» Objetivos
#1 No texto sobre as leituras de infância, que alcunha dava a mãe a quem narra?
#2 Devolva, sem alterações, o trecho do texto sobre as leituras de infância entre "Quando era miúda, a" e "morava comprar outro!", inclusive.

Quando era miúda, a minha mãe
chamava-me a “papa-livros”, porque havia alturas em que um livro de 200 e tal
páginas “desaparecia” numa tarde. Claro que não os papava mesmo… Não era um
monstro-das-bolachas-versão-paixão-pela-celulose-nham-nham! Mas, sobretudo nas
“férias grandes”, era capaz de ler uma aventura da Patrícia ou um livro da Condessa de Ségur ou, mais tarde, um dos da
Daniela sabe o que quer em meia dúzia
de horas. E no dia seguinte queria ir outra vez à única papelaria da vila onde
morava comprar outro!

» Dados fornecidos

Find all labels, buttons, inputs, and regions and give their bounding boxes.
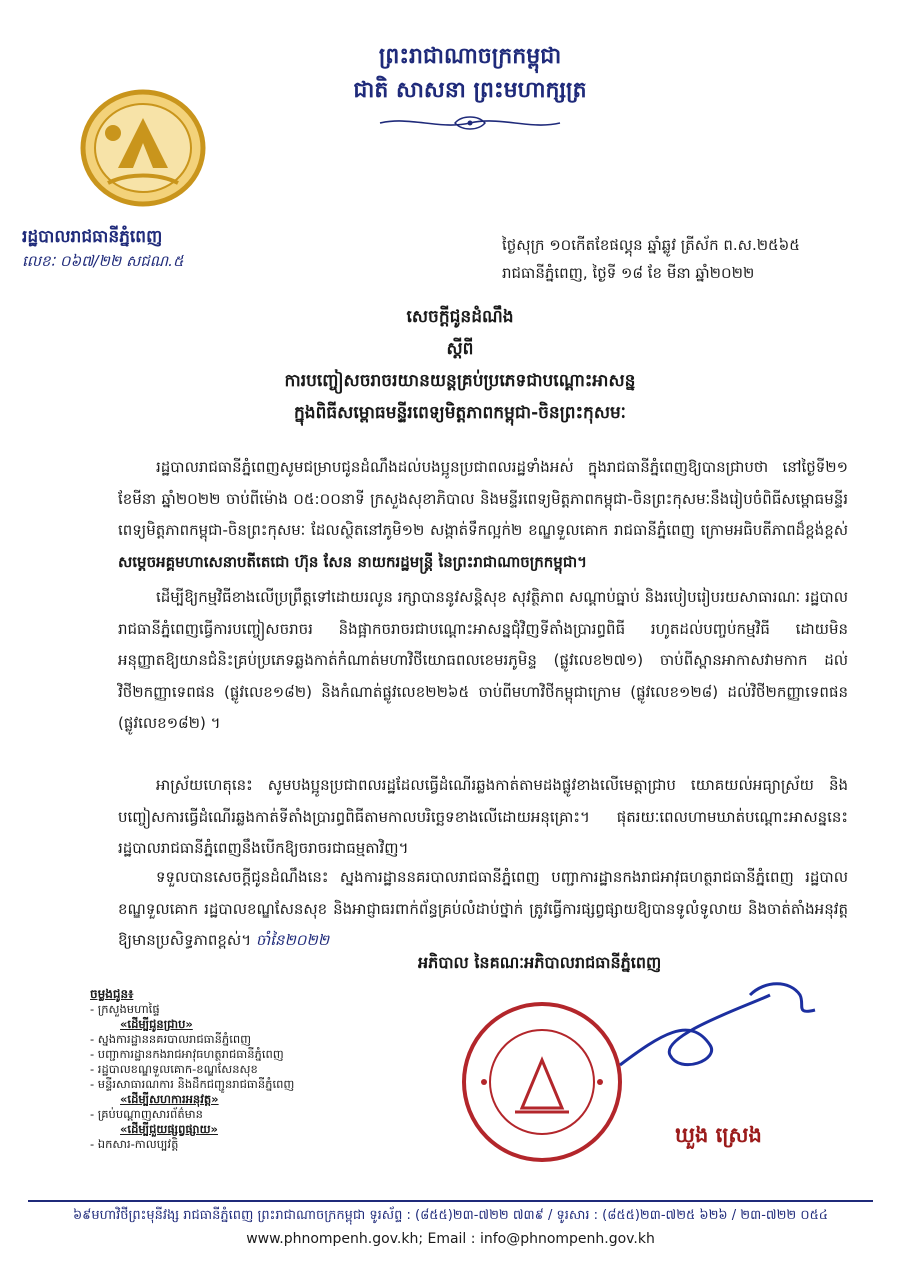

» Respostas desenvolvidas
#1 A mãe chamava-lhe a “papa-livros”.

#2
Quando era miúda, a minha mãe
chamava-me a “papa-livros”, porque havia alturas em que um livro de 200 e tal
páginas “desaparecia” numa tarde. Claro que não os papava mesmo… Não era um
monstro-das-bolachas-versão-paixão-pela-celulose-nham-nham! Mas, sobretudo nas
“férias grandes”, era capaz de ler uma aventura da Patrícia ou um livro da Condessa de Ségur ou, mais tarde, um dos da
Daniela sabe o que quer em meia dúzia
de horas. E no dia seguinte queria ir outra vez à única papelaria da vila onde
morava comprar outro!